#### Problem to solve
Render as a numbered list the portion of the entries below that begins with the line containing "point [352,473,358,479]" and ends with the line containing "point [630,384,636,390]", including both of those lines and leaving out any blank lines.

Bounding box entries
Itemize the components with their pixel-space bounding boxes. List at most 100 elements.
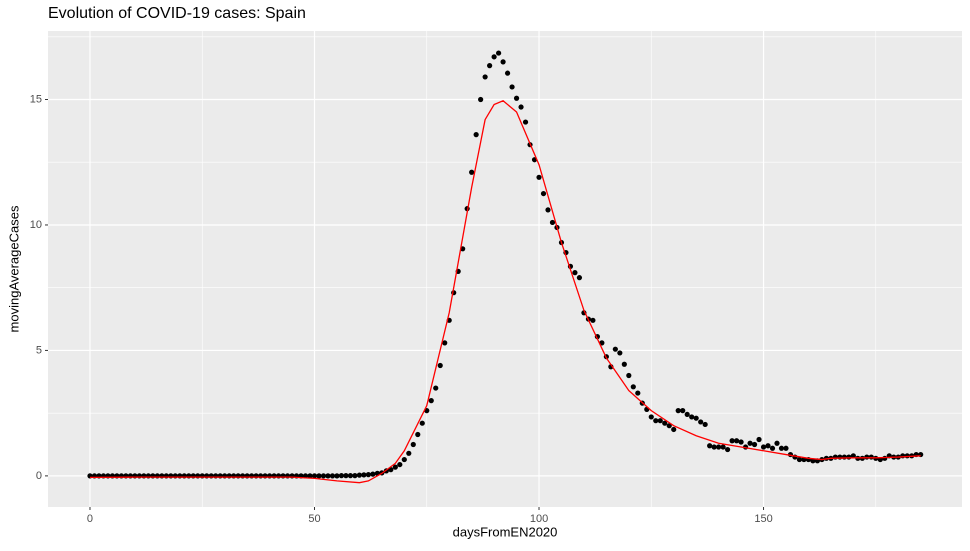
point [352,473,358,479]
point [778,445,785,451]
point [626,372,632,379]
point [500,59,506,65]
point [810,458,816,464]
y-tick-label: 15 [30,93,42,105]
point [702,421,708,428]
point [738,439,744,445]
x-tick-label: 150 [754,513,772,525]
point [657,418,663,424]
point [311,473,318,479]
point [666,423,672,429]
point [473,132,479,138]
chart-title: Evolution of COVID-19 cases: Spain [48,5,306,22]
point [621,361,627,367]
fit-line [89,100,921,484]
point [841,454,847,460]
point [487,63,493,69]
point [392,464,398,470]
point [756,436,762,443]
point [662,420,668,426]
point [630,384,636,390]
point [747,440,753,446]
point [846,454,852,460]
point [370,471,376,477]
point [513,95,520,101]
panel [48,31,962,507]
point [653,418,659,424]
y-tick-label: 0 [36,470,42,482]
point [410,441,416,448]
point [716,444,722,450]
y-axis-title: movingAverageCases [6,205,21,332]
x-axis-title: daysFromEN2020 [453,524,558,539]
point [693,415,699,421]
point [675,408,681,414]
point [334,473,340,479]
point [765,443,771,449]
point [617,350,623,356]
point [469,169,475,175]
y-tick-label: 5 [36,344,42,356]
point [711,444,717,450]
point [882,455,888,461]
x-tick-label: 50 [308,513,320,525]
point [397,461,403,468]
x-tick-label: 0 [87,513,93,525]
point [576,275,583,281]
point [406,450,412,456]
grid [48,31,962,507]
point [545,207,551,213]
point [549,219,556,226]
point [518,104,524,110]
point [491,54,497,60]
point [361,472,367,478]
point [401,456,407,463]
point [419,420,425,426]
x-tick-label: 100 [530,513,548,525]
point [478,96,484,103]
point [540,190,547,197]
point [671,426,677,433]
marks [87,50,924,484]
point [864,454,870,460]
point [325,473,331,479]
point [509,84,515,90]
point [900,453,906,459]
point [612,346,618,352]
point [433,385,439,391]
point [850,453,856,459]
point [504,70,511,76]
y-tick-label: 10 [30,219,42,231]
point [307,473,313,479]
point [760,444,767,450]
point [729,438,735,444]
point [496,50,502,56]
point [316,473,322,479]
point [769,445,776,451]
point [648,414,654,420]
point [733,438,740,444]
point [356,472,363,478]
point [536,174,542,180]
point [347,473,354,479]
point [590,317,596,323]
point [868,454,874,460]
point [522,119,529,125]
point [482,74,488,80]
point [415,431,421,438]
point [796,456,803,463]
point [751,441,758,448]
point [320,473,327,479]
point [689,414,695,420]
point [837,454,843,460]
point [343,473,349,479]
point [428,398,434,404]
point [572,270,578,276]
point [437,362,443,369]
point [442,340,448,346]
point [725,446,731,453]
point [774,440,780,446]
point [329,473,336,479]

#### Reply to the task
1. point [352,473,358,479]
2. point [778,445,785,451]
3. point [626,372,632,379]
4. point [500,59,506,65]
5. point [810,458,816,464]
6. y-tick-label: 15 [30,93,42,105]
7. point [702,421,708,428]
8. point [738,439,744,445]
9. x-tick-label: 150 [754,513,772,525]
10. point [657,418,663,424]
11. point [311,473,318,479]
12. point [666,423,672,429]
13. point [473,132,479,138]
14. chart-title: Evolution of COVID-19 cases: Spain [48,5,306,22]
15. point [621,361,627,367]
16. fit-line [89,100,921,484]
17. point [841,454,847,460]
18. point [487,63,493,69]
19. point [392,464,398,470]
20. point [756,436,762,443]
21. point [662,420,668,426]
22. point [630,384,636,390]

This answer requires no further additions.